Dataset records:
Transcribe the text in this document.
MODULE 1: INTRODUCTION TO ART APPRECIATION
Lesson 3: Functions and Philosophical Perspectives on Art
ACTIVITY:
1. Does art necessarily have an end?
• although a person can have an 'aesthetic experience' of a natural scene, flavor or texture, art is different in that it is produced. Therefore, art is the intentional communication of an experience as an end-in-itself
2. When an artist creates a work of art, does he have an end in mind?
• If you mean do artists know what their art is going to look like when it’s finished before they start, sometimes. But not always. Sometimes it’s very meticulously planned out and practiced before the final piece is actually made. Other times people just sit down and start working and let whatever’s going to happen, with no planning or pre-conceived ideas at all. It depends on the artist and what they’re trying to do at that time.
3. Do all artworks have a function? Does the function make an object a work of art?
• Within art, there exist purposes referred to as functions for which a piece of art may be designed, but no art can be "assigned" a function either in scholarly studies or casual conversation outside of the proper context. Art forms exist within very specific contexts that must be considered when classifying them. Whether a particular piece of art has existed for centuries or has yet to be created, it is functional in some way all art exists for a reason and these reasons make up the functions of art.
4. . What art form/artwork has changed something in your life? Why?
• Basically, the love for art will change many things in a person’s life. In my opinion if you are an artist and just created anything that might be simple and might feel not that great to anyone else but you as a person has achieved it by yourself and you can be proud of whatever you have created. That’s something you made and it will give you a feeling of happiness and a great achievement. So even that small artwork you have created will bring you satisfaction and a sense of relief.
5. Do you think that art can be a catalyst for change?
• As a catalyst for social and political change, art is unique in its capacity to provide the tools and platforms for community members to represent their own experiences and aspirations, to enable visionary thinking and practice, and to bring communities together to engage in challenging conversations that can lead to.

▸ WHAT IS NEEDED: Check each line above for the string "created" and show the ones that have it.

▸ ANSWER BELOW:
• Within art, there exist purposes referred to as functions for which a piece of art may be designed, but no art can be "assigned" a function either in scholarly studies or casual conversation outside of the proper context. Art forms exist within very specific contexts that must be considered when classifying them. Whether a particular piece of art has existed for centuries or has yet to be created, it is functional in some way all art exists for a reason and these reasons make up the functions of art.
• Basically, the love for art will change many things in a person’s life. In my opinion if you are an artist and just created anything that might be simple and might feel not that great to anyone else but you as a person has achieved it by yourself and you can be proud of whatever you have created. That’s something you made and it will give you a feeling of happiness and a great achievement. So even that small artwork you have created will bring you satisfaction and a sense of relief.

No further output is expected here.